## What you should do
Go through the data below. List every line that holds the word "your".

········

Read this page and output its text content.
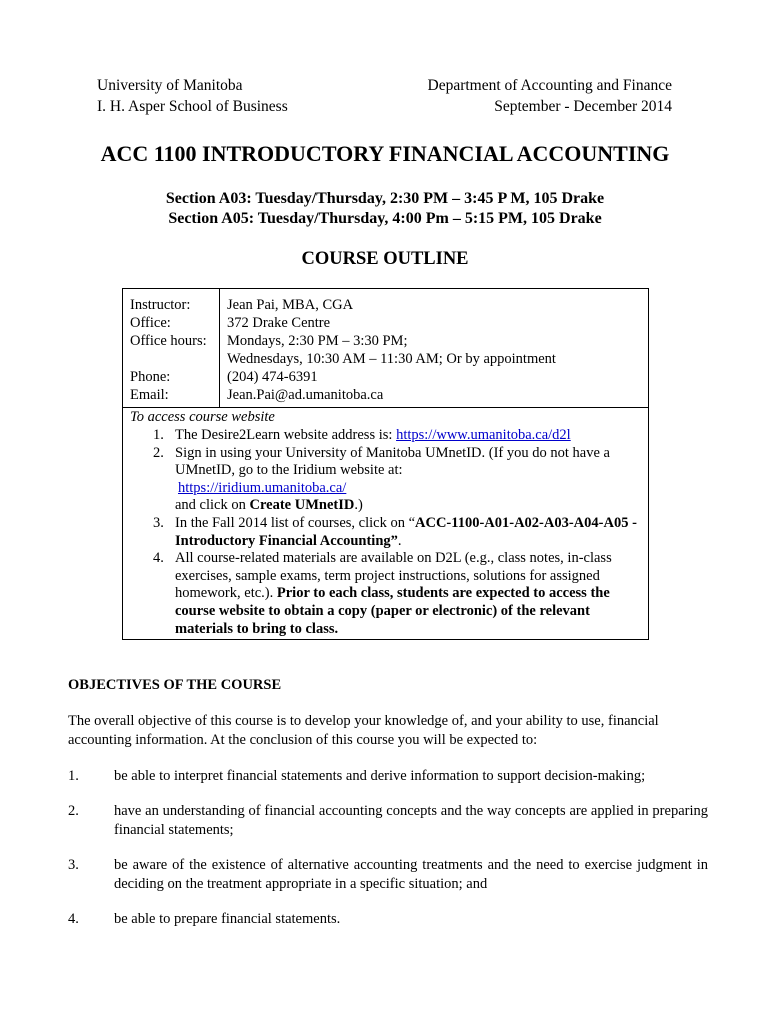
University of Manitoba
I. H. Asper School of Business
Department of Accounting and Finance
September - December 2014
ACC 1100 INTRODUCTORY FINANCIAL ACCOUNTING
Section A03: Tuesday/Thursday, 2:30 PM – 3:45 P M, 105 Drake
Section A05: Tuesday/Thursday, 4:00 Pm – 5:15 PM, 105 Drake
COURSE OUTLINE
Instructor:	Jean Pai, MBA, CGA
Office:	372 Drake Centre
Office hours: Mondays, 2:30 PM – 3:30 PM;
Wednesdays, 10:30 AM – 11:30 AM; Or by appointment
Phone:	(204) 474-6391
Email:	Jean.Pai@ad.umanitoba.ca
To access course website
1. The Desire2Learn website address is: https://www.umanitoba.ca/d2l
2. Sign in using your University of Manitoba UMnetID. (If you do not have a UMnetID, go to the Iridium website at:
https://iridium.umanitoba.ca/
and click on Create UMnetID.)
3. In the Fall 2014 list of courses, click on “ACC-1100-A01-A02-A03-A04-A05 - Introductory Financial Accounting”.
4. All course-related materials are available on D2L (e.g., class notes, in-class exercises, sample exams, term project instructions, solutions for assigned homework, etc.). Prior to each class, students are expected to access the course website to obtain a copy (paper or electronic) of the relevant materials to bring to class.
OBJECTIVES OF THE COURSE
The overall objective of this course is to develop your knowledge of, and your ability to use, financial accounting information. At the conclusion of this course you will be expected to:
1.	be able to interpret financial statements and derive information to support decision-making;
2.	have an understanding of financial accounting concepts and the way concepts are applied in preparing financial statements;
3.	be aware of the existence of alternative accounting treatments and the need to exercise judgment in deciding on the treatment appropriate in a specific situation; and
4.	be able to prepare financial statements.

········

## Finished task
2. Sign in using your University of Manitoba UMnetID. (If you do not have a UMnetID, go to the Iridium website at:
The overall objective of this course is to develop your knowledge of, and your ability to use, financial accounting information. At the conclusion of this course you will be expected to:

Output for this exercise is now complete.